_TASK DESCRIPTION_
The entries below should be output exactly as written.

_DATA_

============================================================

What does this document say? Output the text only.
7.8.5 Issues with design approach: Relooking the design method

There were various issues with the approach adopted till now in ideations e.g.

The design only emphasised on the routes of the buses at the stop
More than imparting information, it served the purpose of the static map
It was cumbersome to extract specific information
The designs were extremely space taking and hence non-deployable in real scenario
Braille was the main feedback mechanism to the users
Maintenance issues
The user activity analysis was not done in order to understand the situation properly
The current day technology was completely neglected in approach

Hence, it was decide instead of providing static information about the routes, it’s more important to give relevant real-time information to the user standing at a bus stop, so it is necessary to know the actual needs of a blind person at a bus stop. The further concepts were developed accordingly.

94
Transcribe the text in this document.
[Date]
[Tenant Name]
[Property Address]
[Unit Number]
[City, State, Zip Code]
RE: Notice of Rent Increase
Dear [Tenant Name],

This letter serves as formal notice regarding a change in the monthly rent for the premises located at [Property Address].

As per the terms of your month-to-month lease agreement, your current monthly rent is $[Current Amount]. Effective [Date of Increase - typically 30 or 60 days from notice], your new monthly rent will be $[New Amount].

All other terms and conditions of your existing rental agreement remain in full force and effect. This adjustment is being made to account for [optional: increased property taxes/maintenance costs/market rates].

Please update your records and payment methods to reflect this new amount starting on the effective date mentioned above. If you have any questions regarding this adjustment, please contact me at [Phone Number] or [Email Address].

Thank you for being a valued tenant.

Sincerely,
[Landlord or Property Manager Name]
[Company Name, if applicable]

============================================================

_SOLUTION FOR THIS EXERCISE_
What does this document say? Output the text only.
7.8.5 Issues with design approach: Relooking the design method

There were various issues with the approach adopted till now in ideations e.g.

The design only emphasised on the routes of the buses at the stop
More than imparting information, it served the purpose of the static map
It was cumbersome to extract specific information
The designs were extremely space taking and hence non-deployable in real scenario
Braille was the main feedback mechanism to the users
Maintenance issues
The user activity analysis was not done in order to understand the situation properly
The current day technology was completely neglected in approach

Hence, it was decide instead of providing static information about the routes, it’s more important to give relevant real-time information to the user standing at a bus stop, so it is necessary to know the actual needs of a blind person at a bus stop. The further concepts were developed accordingly.

94
Transcribe the text in this document.
[Date]
[Tenant Name]
[Property Address]
[Unit Number]
[City, State, Zip Code]
RE: Notice of Rent Increase
Dear [Tenant Name],

This letter serves as formal notice regarding a change in the monthly rent for the premises located at [Property Address].

As per the terms of your month-to-month lease agreement, your current monthly rent is $[Current Amount]. Effective [Date of Increase - typically 30 or 60 days from notice], your new monthly rent will be $[New Amount].

All other terms and conditions of your existing rental agreement remain in full force and effect. This adjustment is being made to account for [optional: increased property taxes/maintenance costs/market rates].

Please update your records and payment methods to reflect this new amount starting on the effective date mentioned above. If you have any questions regarding this adjustment, please contact me at [Phone Number] or [Email Address].

Thank you for being a valued tenant.

Sincerely,
[Landlord or Property Manager Name]
[Company Name, if applicable]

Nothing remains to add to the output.